[Dataset rows about figures]
* START *

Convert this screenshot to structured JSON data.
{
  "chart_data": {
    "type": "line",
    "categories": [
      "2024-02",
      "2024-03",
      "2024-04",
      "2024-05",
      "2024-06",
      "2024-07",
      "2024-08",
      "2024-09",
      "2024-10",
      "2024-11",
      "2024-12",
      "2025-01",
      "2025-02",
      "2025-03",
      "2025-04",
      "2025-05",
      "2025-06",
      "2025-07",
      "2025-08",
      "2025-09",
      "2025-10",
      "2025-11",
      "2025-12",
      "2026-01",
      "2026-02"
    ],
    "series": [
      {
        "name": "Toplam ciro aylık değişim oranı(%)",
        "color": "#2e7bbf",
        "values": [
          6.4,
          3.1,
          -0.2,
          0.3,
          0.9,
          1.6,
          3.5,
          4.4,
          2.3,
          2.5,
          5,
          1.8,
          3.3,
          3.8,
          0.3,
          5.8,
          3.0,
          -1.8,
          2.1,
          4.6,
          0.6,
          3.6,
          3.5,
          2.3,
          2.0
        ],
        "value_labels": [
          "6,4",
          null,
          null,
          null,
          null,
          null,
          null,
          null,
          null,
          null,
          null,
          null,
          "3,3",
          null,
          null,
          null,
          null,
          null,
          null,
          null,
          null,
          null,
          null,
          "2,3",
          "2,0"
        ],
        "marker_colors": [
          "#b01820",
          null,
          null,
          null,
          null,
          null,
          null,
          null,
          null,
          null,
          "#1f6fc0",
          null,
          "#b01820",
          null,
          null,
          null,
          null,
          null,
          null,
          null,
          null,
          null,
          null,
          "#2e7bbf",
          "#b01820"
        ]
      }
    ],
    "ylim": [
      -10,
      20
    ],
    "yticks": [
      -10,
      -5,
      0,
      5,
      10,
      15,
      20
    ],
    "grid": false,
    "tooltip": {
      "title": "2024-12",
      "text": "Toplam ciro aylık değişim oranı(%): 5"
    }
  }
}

* END *

• Your task:
Reproduce every line of the data verbatim.

• Correct response:
Convert this screenshot to structured JSON data.
{
  "chart_data": {
    "type": "line",
    "categories": [
      "2024-02",
      "2024-03",
      "2024-04",
      "2024-05",
      "2024-06",
      "2024-07",
      "2024-08",
      "2024-09",
      "2024-10",
      "2024-11",
      "2024-12",
      "2025-01",
      "2025-02",
      "2025-03",
      "2025-04",
      "2025-05",
      "2025-06",
      "2025-07",
      "2025-08",
      "2025-09",
      "2025-10",
      "2025-11",
      "2025-12",
      "2026-01",
      "2026-02"
    ],
    "series": [
      {
        "name": "Toplam ciro aylık değişim oranı(%)",
        "color": "#2e7bbf",
        "values": [
          6.4,
          3.1,
          -0.2,
          0.3,
          0.9,
          1.6,
          3.5,
          4.4,
          2.3,
          2.5,
          5,
          1.8,
          3.3,
          3.8,
          0.3,
          5.8,
          3.0,
          -1.8,
          2.1,
          4.6,
          0.6,
          3.6,
          3.5,
          2.3,
          2.0
        ],
        "value_labels": [
          "6,4",
          null,
          null,
          null,
          null,
          null,
          null,
          null,
          null,
          null,
          null,
          null,
          "3,3",
          null,
          null,
          null,
          null,
          null,
          null,
          null,
          null,
          null,
          null,
          "2,3",
          "2,0"
        ],
        "marker_colors": [
          "#b01820",
          null,
          null,
          null,
          null,
          null,
          null,
          null,
          null,
          null,
          "#1f6fc0",
          null,
          "#b01820",
          null,
          null,
          null,
          null,
          null,
          null,
          null,
          null,
          null,
          null,
          "#2e7bbf",
          "#b01820"
        ]
      }
    ],
    "ylim": [
      -10,
      20
    ],
    "yticks": [
      -10,
      -5,
      0,
      5,
      10,
      15,
      20
    ],
    "grid": false,
    "tooltip": {
      "title": "2024-12",
      "text": "Toplam ciro aylık değişim oranı(%): 5"
    }
  }
}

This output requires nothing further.